** Start EXTRACTED RECORDS **

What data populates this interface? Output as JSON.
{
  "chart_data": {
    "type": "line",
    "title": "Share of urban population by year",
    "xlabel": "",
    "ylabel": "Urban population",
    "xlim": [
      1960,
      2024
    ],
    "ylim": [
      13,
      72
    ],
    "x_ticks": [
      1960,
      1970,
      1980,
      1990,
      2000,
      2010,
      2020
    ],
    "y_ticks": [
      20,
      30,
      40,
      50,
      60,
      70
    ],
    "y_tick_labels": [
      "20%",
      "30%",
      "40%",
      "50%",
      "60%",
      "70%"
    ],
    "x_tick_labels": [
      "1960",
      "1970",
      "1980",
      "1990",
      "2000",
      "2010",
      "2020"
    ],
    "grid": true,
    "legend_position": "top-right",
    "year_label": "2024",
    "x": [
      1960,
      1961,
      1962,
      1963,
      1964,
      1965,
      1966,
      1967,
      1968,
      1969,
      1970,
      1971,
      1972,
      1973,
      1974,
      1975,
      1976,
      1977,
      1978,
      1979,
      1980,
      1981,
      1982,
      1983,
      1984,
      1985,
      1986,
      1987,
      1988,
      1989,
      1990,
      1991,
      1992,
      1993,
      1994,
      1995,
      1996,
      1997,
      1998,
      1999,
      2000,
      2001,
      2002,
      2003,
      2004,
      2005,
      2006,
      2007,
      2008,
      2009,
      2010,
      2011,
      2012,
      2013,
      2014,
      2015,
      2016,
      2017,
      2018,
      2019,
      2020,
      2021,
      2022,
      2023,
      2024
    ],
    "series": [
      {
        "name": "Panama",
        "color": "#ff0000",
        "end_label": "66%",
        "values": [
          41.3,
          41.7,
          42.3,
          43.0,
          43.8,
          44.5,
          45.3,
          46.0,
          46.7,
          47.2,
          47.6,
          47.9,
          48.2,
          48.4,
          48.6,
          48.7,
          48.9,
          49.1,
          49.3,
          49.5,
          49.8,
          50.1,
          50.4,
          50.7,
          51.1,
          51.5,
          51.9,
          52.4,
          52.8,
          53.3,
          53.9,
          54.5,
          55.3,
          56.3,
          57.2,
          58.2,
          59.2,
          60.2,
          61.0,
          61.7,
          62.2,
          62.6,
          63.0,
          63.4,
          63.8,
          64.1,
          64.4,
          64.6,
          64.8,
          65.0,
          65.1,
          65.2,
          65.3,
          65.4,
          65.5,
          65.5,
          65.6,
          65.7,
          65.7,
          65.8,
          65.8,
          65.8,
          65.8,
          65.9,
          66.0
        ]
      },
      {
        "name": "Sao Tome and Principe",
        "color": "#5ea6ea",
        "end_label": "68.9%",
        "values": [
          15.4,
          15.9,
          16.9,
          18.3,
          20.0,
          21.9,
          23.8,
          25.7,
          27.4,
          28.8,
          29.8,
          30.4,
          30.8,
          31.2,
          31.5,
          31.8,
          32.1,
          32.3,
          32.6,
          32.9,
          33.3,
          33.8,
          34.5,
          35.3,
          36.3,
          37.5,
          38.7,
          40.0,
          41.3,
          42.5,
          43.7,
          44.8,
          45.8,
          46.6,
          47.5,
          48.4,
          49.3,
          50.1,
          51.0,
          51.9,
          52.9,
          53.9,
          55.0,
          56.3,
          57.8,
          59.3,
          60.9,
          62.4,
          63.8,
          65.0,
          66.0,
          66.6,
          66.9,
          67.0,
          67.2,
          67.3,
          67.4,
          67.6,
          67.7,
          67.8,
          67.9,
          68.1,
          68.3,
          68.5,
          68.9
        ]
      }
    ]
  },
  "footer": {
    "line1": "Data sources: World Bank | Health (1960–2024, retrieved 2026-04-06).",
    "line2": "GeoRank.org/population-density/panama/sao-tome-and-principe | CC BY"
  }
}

** End EXTRACTED RECORDS **

GIVEN PROBLEM
Check each line of the records for the word "name" and extract those that contain it.

SOLUTION FOR THIS TASK
        "name": "Panama",
        "name": "Sao Tome and Principe",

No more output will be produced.